| Input rows |

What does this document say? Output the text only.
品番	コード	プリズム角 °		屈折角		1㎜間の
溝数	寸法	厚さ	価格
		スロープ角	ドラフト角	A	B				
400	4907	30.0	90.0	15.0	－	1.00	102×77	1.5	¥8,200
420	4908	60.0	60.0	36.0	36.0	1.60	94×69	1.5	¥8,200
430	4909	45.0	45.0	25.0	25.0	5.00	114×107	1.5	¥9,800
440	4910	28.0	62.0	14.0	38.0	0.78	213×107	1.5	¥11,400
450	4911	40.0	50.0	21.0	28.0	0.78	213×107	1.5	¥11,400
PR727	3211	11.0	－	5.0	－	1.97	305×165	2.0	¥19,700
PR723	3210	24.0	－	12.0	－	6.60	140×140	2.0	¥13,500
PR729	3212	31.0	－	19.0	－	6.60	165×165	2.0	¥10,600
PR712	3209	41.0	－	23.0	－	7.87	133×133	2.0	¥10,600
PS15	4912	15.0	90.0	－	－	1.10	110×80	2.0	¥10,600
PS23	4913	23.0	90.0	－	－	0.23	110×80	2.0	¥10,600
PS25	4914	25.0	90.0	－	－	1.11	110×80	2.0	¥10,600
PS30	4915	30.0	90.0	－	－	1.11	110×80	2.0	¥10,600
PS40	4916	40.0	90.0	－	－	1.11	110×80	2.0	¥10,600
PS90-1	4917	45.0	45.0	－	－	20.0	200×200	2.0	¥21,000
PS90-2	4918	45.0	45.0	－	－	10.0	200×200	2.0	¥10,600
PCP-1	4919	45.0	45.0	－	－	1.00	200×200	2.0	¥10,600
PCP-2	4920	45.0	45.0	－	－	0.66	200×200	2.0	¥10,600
...
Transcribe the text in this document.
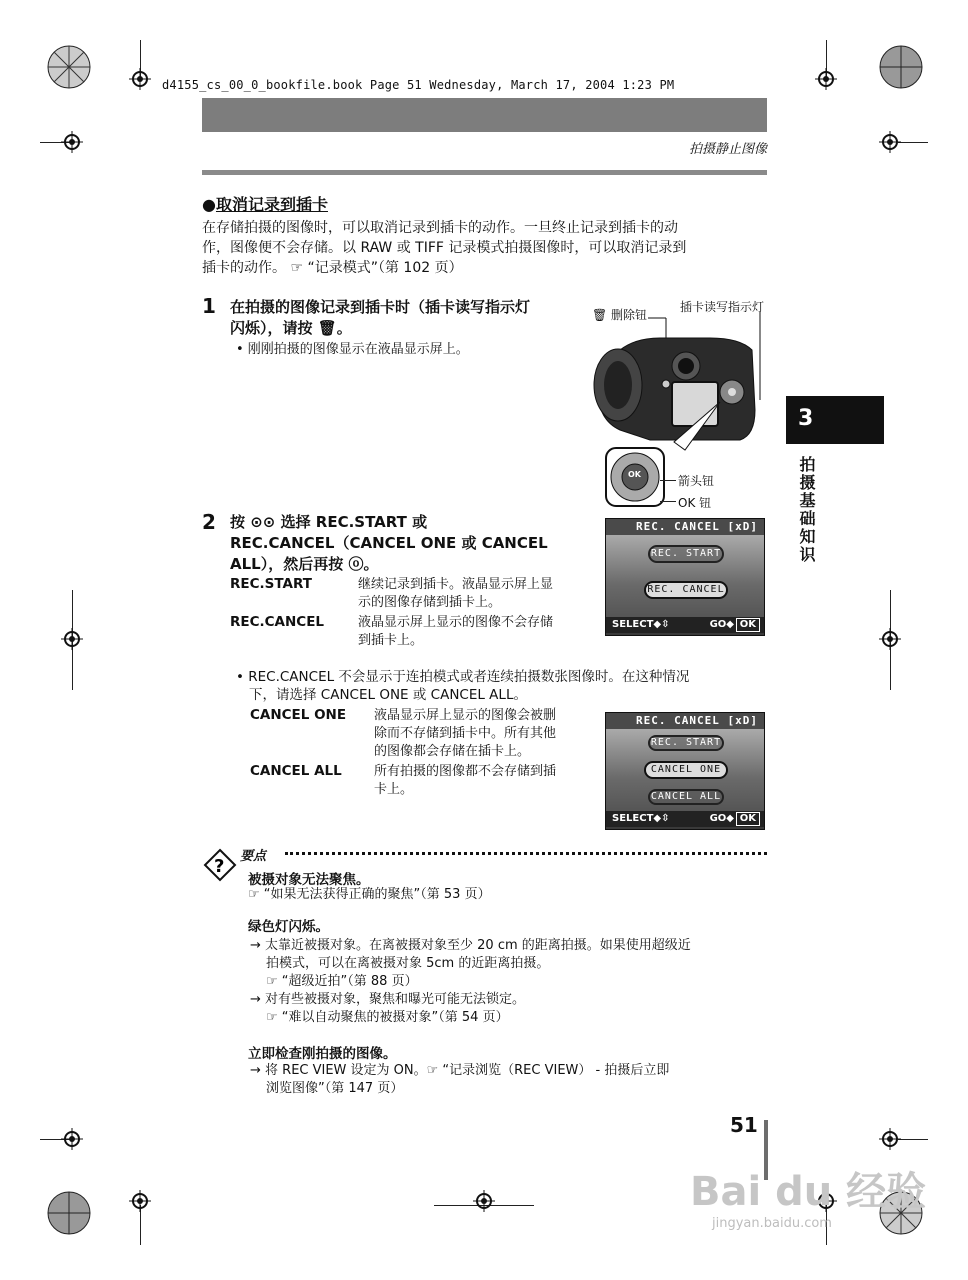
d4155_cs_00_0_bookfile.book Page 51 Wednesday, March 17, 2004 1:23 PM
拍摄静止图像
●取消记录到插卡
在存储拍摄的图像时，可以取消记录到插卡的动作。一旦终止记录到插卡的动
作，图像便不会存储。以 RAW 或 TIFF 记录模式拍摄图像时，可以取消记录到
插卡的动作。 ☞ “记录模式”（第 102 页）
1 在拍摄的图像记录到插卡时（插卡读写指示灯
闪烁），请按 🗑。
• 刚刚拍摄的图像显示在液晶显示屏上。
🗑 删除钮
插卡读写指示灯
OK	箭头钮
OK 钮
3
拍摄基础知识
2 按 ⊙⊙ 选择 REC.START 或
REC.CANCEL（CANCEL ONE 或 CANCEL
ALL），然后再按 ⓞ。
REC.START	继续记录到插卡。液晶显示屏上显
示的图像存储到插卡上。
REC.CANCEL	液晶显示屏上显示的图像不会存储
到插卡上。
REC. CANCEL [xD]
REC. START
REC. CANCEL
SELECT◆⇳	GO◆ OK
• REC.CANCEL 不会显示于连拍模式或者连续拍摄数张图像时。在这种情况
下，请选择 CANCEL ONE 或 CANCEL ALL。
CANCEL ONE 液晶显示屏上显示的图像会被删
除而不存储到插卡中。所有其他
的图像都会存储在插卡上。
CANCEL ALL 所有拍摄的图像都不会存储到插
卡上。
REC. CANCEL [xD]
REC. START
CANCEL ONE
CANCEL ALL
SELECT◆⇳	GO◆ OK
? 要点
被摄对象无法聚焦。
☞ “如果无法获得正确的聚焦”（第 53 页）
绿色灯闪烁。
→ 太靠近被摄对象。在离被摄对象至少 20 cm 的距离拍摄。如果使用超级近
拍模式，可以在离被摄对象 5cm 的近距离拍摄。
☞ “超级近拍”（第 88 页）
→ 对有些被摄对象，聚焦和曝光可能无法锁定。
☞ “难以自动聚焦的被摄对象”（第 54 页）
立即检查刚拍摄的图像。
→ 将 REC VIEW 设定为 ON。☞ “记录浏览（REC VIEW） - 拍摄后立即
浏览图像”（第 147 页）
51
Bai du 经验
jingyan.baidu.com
==
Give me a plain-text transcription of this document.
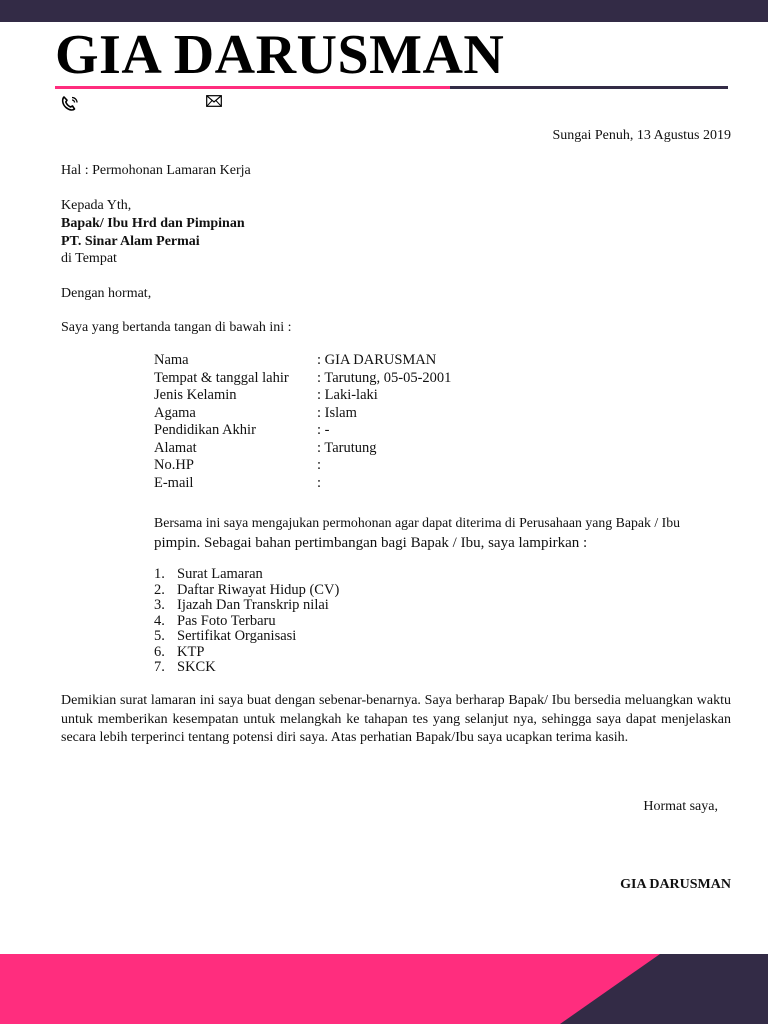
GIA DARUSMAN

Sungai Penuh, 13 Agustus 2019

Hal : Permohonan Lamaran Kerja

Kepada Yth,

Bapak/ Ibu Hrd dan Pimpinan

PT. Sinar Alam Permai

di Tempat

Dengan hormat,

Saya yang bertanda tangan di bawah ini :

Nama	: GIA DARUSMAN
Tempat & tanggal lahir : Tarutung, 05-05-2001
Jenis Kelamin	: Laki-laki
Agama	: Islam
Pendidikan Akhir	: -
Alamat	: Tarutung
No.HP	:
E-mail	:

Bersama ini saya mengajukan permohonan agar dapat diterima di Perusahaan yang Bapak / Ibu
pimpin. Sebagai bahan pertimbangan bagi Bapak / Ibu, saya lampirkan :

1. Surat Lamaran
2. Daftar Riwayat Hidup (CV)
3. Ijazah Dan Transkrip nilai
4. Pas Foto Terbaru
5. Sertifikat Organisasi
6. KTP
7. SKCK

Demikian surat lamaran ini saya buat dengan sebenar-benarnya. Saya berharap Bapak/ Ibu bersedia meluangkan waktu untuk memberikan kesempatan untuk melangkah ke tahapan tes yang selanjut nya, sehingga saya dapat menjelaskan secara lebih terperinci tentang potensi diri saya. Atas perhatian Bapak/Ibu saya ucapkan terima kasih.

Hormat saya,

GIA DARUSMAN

| Problem to solve |
From the data above, show each line that contains "document".

| Solved problem |
What does this document say? Output the text only.
Transcribe the text in this document.
Give me a plain-text transcription of this document.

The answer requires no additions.